▶ TASK TO COMPLETE:
How many lines in the entries below contain "商洛市城区河道与灌区管理站财务管理"? Answer with the number only.

Data excerpts:
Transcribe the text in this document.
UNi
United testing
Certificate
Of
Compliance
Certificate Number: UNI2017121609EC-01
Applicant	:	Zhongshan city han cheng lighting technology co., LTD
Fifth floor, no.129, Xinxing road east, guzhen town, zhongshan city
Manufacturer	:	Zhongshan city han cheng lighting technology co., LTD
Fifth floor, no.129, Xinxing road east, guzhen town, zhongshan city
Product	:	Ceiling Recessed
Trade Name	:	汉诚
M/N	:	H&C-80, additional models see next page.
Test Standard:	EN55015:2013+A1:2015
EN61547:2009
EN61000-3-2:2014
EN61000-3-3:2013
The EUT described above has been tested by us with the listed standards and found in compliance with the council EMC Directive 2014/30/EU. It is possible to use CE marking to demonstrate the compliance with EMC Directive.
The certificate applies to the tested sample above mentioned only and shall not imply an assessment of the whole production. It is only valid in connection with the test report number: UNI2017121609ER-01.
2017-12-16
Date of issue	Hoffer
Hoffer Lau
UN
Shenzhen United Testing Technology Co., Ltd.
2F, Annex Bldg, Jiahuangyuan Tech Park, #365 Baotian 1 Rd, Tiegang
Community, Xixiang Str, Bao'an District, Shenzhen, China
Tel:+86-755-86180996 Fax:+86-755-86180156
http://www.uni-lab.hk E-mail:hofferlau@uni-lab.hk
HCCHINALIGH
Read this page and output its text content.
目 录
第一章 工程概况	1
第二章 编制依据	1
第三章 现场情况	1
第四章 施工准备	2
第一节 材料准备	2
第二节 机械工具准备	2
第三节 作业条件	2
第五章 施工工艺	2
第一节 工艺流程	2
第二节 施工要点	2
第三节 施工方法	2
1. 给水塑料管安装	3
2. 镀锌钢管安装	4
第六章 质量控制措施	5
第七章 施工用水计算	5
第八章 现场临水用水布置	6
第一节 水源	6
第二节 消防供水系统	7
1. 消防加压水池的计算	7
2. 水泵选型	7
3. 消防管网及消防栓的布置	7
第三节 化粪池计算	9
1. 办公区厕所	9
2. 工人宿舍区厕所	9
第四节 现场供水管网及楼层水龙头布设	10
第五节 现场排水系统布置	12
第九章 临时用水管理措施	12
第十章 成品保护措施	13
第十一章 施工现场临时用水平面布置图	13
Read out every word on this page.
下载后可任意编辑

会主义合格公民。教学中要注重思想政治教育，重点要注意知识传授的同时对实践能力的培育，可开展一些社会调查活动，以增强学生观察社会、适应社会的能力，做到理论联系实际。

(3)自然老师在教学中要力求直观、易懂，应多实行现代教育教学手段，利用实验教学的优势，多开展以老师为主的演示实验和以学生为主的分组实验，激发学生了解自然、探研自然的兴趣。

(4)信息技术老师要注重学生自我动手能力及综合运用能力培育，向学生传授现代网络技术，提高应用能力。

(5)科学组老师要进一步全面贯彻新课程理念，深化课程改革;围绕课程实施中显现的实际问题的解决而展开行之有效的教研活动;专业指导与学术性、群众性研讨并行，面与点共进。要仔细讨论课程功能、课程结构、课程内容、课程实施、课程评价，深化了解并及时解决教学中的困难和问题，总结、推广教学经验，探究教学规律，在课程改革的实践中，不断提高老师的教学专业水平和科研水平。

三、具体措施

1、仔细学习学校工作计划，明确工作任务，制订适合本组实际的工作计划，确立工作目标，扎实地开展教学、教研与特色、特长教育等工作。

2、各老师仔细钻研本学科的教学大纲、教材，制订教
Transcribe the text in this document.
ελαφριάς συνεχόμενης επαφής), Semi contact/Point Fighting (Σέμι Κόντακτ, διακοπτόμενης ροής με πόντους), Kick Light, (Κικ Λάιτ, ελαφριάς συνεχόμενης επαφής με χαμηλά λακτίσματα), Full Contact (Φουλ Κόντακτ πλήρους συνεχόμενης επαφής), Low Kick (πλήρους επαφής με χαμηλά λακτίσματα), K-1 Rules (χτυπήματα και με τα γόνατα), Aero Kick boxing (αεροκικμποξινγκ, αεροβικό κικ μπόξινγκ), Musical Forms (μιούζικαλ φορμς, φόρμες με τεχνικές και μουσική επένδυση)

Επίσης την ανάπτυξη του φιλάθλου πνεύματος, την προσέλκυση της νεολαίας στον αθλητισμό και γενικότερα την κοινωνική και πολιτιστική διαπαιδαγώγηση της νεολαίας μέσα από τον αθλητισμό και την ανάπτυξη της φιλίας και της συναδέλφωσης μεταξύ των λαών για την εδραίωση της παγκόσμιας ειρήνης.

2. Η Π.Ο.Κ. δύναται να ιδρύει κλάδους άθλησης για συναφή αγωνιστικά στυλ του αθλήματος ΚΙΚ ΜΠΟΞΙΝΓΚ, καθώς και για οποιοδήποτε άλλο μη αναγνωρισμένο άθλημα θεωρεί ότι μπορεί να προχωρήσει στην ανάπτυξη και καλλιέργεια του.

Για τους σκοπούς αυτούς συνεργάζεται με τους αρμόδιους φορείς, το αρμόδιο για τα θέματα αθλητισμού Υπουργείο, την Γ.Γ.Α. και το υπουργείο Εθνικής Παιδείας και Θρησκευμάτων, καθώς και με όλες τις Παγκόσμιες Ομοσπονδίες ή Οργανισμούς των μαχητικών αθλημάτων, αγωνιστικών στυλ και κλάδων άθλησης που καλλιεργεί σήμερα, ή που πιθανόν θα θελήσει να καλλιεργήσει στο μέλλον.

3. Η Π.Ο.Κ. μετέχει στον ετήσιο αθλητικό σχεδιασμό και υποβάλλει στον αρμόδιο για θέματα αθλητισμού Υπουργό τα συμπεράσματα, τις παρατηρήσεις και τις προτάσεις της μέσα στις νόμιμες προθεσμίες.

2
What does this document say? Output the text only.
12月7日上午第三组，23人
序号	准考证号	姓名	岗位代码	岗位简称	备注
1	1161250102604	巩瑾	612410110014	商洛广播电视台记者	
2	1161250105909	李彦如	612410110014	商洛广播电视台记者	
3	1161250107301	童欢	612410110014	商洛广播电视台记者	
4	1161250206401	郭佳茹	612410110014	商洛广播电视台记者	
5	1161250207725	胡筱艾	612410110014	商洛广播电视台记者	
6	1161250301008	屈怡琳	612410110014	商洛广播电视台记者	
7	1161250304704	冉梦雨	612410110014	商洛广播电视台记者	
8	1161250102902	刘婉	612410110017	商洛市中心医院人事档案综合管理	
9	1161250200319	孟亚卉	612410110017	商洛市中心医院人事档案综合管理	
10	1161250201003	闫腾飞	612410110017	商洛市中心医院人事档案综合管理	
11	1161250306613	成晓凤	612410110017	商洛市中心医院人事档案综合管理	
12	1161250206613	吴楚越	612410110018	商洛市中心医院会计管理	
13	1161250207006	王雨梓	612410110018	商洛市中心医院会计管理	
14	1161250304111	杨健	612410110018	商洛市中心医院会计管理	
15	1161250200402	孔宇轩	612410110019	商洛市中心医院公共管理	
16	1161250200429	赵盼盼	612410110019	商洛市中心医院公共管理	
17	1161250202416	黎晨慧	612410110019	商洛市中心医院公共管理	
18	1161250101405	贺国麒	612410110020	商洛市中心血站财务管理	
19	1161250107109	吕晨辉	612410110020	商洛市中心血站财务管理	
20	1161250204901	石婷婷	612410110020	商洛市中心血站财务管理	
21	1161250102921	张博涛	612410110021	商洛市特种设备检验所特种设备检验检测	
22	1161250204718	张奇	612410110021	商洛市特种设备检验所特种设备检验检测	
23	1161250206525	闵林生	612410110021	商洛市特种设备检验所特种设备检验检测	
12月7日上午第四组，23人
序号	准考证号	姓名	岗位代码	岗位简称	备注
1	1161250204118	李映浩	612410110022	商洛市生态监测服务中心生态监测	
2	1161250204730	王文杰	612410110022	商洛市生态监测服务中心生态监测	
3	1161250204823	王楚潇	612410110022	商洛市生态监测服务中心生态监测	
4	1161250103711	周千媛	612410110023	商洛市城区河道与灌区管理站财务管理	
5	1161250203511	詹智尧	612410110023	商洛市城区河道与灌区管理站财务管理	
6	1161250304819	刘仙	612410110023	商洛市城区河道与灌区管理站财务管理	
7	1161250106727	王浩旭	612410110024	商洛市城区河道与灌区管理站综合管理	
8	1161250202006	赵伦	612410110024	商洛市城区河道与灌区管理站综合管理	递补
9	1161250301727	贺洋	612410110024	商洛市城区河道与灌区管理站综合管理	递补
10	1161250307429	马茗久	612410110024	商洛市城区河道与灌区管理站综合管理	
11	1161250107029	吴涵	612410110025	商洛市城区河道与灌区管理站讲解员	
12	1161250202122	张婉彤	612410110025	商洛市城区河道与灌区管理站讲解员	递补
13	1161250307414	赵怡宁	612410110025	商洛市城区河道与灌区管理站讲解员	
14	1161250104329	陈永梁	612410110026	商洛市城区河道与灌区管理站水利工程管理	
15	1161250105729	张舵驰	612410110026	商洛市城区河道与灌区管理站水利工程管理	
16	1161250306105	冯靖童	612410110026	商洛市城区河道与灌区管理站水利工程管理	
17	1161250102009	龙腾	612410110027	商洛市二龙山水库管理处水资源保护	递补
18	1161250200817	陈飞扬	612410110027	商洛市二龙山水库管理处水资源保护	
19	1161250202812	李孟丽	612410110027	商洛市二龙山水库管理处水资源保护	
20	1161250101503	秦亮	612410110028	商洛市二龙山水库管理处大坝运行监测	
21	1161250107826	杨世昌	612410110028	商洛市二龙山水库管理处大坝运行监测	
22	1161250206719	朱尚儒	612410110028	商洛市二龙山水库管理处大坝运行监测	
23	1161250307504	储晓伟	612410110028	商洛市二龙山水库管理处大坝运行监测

▶ FULL RESPONSE:
3